## WORK REQUEST
From the entries below, copy every line that has the word "deletion".

Data entries for graphics:
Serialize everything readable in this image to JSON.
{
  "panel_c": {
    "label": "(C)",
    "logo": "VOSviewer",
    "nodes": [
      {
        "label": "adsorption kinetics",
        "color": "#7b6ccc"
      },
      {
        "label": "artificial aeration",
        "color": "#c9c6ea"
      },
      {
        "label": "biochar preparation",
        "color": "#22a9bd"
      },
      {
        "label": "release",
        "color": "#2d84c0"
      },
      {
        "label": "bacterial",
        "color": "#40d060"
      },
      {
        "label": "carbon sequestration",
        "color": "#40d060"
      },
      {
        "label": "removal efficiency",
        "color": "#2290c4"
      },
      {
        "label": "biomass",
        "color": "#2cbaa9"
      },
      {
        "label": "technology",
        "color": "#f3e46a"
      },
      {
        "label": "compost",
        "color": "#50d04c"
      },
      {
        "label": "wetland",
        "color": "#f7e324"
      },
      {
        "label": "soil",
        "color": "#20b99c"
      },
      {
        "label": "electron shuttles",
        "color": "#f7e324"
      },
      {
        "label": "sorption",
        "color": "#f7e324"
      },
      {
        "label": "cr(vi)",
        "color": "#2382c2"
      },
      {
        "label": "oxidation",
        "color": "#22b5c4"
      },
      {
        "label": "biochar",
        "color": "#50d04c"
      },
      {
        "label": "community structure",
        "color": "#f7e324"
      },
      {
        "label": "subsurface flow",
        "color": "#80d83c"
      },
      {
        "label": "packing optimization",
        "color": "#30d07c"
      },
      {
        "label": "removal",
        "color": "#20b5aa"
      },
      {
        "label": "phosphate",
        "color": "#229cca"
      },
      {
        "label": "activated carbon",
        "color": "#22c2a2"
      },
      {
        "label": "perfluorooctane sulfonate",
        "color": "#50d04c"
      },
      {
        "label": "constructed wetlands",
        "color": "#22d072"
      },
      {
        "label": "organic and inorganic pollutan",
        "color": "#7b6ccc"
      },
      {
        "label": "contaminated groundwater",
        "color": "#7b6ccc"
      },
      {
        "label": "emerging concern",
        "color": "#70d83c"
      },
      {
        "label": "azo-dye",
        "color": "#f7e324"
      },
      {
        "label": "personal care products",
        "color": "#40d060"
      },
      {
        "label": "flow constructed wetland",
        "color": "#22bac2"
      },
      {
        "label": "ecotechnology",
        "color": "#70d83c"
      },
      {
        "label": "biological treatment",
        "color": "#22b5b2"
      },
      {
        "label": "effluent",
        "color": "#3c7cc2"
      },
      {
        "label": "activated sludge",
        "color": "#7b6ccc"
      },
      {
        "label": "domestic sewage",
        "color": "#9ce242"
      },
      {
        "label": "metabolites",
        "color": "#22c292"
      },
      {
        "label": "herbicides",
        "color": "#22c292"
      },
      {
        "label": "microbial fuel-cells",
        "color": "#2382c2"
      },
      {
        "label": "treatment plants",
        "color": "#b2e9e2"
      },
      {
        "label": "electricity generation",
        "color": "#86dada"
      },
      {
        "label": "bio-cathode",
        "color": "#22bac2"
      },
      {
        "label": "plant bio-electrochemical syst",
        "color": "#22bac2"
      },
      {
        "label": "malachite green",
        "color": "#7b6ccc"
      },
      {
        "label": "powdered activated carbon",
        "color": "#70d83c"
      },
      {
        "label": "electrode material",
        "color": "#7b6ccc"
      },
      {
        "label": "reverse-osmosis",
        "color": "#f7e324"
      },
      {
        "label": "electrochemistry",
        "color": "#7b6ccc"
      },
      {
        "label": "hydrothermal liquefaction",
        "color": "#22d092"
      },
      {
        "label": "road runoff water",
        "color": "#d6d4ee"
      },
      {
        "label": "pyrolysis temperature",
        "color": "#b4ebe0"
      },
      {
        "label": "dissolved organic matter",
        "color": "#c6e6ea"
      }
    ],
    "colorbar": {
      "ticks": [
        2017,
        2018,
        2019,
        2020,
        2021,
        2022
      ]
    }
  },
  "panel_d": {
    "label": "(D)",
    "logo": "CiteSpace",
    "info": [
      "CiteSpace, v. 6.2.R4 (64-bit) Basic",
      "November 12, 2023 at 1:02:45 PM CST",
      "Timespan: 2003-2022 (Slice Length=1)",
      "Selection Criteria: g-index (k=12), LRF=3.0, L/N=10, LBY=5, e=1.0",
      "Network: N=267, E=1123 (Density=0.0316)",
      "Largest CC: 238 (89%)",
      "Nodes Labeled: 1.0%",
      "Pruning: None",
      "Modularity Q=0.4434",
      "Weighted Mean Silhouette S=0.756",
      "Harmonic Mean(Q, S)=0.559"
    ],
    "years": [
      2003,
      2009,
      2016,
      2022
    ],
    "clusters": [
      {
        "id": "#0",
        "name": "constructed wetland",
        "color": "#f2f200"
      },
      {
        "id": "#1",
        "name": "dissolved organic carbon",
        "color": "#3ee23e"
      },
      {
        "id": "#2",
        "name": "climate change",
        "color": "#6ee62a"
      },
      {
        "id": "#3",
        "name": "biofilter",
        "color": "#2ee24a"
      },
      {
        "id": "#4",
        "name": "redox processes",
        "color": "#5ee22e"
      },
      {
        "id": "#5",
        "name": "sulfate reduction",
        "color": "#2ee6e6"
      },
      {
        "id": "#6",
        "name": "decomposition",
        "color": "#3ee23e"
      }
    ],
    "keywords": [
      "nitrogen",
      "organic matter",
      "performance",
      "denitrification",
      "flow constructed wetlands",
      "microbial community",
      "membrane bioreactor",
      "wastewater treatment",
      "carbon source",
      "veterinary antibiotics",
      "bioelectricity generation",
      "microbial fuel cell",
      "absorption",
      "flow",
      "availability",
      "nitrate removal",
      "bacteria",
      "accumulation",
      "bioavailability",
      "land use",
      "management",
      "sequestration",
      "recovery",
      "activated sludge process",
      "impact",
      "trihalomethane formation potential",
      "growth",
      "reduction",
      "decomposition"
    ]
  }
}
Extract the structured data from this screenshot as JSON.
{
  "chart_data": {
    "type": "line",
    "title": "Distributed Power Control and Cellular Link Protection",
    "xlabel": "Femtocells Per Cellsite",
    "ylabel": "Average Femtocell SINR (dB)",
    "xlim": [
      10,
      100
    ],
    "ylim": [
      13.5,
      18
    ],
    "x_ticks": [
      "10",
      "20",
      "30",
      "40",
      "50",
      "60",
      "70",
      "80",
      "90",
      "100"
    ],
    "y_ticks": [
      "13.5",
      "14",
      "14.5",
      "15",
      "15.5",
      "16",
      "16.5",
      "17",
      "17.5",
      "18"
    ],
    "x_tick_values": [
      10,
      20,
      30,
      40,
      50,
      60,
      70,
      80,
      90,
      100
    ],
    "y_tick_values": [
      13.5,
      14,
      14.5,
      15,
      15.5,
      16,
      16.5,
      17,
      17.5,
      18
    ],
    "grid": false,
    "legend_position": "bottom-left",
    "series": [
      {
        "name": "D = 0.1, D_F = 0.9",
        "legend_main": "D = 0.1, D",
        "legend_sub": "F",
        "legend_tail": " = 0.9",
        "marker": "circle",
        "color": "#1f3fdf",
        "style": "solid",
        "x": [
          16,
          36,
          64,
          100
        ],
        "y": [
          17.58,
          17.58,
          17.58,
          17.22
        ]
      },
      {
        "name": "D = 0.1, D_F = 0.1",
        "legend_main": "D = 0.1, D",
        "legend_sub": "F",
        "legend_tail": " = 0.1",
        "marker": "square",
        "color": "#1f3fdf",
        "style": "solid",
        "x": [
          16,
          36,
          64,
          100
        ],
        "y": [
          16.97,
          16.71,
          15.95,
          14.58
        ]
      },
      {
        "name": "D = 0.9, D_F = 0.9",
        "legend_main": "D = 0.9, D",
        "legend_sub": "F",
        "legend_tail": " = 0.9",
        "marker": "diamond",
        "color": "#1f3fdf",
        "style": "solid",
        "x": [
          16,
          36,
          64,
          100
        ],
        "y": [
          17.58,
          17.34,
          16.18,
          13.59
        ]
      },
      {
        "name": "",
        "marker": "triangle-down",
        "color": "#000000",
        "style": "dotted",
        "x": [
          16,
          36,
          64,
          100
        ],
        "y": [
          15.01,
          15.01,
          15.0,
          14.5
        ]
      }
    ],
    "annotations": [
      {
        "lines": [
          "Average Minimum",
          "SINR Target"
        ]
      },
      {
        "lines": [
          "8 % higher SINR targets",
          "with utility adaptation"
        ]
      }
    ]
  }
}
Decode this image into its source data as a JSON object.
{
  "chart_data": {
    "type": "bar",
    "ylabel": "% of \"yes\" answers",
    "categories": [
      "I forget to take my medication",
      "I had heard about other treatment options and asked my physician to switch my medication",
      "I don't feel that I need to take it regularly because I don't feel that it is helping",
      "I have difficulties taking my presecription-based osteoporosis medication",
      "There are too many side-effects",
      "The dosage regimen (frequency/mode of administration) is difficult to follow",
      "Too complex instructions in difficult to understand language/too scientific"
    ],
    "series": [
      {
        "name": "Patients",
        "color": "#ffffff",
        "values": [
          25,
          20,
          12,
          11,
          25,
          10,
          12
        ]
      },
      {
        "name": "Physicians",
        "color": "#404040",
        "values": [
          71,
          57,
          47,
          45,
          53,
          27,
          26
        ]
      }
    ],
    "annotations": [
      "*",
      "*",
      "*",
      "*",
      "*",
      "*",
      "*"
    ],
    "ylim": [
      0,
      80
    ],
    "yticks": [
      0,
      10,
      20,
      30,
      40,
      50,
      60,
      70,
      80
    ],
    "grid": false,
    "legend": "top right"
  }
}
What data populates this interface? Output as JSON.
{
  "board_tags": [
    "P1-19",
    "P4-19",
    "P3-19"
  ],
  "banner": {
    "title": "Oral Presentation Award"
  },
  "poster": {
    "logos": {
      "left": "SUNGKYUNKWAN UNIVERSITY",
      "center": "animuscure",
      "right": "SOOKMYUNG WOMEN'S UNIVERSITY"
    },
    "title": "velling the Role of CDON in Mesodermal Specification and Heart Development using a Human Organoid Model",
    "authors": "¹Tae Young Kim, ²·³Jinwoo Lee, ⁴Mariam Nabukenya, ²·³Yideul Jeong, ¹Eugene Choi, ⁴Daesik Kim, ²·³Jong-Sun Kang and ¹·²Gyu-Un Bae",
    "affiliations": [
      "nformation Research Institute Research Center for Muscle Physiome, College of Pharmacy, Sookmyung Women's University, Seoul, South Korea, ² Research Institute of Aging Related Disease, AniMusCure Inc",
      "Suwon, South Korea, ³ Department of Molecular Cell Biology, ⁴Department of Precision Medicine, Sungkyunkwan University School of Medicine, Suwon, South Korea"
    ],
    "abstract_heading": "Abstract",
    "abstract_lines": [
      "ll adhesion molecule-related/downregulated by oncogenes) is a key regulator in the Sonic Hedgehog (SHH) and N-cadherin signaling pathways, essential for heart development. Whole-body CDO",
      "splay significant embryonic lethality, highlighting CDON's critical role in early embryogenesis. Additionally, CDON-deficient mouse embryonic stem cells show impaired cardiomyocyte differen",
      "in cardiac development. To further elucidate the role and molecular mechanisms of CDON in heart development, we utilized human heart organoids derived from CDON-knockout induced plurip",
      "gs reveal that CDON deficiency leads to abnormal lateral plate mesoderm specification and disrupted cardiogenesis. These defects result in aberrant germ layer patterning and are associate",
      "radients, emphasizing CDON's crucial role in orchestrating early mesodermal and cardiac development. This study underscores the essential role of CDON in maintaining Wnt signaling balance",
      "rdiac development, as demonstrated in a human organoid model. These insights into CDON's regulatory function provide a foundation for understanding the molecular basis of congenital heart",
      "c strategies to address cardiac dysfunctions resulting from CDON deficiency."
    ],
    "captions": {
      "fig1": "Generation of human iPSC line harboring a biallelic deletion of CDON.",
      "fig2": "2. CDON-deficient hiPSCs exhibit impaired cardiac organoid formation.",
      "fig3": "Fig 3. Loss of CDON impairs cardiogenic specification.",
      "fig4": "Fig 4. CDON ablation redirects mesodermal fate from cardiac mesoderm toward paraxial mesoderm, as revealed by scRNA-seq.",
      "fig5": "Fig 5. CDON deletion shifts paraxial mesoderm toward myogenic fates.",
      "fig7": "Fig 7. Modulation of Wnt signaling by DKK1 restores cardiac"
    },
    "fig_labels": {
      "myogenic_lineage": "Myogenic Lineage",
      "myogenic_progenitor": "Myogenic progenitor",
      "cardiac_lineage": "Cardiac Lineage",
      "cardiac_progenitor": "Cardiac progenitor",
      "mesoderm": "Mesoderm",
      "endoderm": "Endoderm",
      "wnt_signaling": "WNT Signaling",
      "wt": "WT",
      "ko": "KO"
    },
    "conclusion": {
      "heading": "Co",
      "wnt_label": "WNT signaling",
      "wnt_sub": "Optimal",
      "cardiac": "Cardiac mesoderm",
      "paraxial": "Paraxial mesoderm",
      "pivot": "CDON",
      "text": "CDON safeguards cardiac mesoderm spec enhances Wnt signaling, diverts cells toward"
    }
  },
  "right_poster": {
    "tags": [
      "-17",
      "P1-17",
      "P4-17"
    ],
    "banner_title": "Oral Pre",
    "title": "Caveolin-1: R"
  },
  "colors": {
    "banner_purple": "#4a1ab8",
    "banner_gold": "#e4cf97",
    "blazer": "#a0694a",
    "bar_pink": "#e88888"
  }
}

## TASK RESULT
      "fig1": "Generation of human iPSC line harboring a biallelic deletion of CDON.",
      "fig5": "Fig 5. CDON deletion shifts paraxial mesoderm toward myogenic fates.",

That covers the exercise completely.